• _Data records_
"""

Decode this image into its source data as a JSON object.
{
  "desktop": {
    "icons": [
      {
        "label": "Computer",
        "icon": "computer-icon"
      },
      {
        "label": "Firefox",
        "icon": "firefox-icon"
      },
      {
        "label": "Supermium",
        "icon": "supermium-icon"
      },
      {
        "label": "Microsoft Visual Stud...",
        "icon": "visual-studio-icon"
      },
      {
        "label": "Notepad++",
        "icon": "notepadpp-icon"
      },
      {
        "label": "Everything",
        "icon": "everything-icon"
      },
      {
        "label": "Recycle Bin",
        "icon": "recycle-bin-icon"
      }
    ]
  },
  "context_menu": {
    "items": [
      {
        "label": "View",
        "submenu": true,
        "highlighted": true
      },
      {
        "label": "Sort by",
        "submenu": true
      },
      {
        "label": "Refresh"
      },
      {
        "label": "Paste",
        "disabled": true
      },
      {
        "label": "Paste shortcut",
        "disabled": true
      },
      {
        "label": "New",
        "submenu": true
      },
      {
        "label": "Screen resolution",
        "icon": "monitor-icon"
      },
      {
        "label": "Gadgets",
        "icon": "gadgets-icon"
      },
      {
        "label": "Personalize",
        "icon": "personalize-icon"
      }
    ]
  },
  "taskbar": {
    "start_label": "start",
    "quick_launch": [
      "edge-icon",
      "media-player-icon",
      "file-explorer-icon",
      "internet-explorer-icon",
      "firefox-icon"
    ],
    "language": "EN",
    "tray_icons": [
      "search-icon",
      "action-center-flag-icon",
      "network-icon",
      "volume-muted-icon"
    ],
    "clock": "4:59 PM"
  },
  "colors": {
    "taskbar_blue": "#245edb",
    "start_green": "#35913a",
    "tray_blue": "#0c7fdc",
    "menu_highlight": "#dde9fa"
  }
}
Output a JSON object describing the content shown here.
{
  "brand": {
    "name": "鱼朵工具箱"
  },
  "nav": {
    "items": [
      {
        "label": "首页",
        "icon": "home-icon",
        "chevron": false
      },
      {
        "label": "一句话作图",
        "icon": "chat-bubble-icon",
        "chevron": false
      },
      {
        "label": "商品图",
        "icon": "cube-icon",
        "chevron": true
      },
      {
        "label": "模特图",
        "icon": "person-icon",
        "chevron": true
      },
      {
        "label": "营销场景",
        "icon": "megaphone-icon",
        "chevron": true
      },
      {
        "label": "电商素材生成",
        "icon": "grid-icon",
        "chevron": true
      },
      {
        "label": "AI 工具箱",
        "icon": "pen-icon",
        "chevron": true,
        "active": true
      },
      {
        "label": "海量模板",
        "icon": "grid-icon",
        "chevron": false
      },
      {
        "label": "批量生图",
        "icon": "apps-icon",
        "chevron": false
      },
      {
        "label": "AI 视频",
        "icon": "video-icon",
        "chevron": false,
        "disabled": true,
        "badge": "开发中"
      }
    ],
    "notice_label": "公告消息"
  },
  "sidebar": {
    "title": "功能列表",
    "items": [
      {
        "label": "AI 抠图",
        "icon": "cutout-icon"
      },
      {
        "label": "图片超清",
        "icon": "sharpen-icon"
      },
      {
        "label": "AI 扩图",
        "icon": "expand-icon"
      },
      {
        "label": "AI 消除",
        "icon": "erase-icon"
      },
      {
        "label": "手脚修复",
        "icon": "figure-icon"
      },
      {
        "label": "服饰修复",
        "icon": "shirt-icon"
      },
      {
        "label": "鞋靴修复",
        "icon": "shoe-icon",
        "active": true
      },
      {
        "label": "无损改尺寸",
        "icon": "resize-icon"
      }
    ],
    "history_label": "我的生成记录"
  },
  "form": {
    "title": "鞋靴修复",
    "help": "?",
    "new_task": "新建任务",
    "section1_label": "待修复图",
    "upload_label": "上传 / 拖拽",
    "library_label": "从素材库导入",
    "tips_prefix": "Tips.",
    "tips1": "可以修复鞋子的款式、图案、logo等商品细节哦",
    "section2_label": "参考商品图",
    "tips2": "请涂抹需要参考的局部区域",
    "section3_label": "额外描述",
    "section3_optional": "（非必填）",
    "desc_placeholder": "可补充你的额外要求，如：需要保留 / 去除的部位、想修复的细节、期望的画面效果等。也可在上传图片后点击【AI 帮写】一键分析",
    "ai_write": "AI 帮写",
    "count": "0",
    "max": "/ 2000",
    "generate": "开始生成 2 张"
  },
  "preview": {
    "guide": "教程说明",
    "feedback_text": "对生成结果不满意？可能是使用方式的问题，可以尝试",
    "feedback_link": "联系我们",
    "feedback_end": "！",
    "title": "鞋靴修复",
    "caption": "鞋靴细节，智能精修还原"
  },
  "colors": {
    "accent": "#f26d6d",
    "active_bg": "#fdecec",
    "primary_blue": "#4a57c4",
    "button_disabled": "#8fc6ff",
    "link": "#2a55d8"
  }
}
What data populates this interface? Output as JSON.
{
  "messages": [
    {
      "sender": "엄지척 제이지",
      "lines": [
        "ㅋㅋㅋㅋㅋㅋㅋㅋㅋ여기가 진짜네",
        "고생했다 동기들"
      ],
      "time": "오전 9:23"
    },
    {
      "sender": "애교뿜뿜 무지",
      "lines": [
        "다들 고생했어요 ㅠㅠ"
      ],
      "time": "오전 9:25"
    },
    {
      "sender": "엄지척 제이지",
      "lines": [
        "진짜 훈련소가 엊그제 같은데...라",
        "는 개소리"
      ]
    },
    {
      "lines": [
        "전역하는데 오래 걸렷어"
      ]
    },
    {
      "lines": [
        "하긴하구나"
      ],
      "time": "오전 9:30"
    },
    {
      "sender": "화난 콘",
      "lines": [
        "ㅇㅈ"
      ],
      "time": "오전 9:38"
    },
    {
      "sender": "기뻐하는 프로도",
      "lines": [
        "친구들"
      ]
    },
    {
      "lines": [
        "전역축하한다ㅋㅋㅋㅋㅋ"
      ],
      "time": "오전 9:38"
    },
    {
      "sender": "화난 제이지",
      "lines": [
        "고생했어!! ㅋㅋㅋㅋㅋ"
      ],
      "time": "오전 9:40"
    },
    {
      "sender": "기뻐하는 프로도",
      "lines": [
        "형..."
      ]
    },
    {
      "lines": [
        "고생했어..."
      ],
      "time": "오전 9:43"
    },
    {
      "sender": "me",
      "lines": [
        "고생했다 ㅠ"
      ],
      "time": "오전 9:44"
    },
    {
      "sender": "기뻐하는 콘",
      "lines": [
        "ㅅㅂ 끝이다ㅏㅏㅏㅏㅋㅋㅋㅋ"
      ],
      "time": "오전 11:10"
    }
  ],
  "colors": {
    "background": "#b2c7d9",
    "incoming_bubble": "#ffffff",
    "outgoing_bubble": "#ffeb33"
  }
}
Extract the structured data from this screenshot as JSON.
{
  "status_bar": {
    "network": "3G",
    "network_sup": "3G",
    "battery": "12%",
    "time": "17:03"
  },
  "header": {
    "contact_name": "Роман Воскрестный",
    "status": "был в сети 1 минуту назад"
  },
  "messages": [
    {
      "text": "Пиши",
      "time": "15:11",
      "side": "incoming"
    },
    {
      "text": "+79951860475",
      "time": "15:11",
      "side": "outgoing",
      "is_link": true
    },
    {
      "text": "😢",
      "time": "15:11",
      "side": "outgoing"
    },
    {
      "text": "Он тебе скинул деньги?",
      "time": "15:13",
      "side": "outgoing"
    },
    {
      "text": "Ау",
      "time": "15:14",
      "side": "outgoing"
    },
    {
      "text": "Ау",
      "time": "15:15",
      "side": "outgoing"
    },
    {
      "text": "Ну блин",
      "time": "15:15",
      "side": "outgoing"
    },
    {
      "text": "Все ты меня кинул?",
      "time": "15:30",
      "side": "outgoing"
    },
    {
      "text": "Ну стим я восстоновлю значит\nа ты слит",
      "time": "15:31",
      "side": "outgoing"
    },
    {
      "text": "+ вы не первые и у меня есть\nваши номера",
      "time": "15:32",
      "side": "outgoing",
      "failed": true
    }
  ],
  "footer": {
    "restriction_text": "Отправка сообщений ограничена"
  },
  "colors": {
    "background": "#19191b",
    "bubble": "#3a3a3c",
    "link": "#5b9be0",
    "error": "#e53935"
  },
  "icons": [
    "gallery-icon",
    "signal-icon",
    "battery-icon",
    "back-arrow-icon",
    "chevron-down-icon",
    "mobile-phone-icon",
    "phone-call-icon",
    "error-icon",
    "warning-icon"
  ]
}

"""

• _Task statement_
Lines containing the word "Output" are to be counted in the listing; state their number alone.

• _Result of this exercise_
2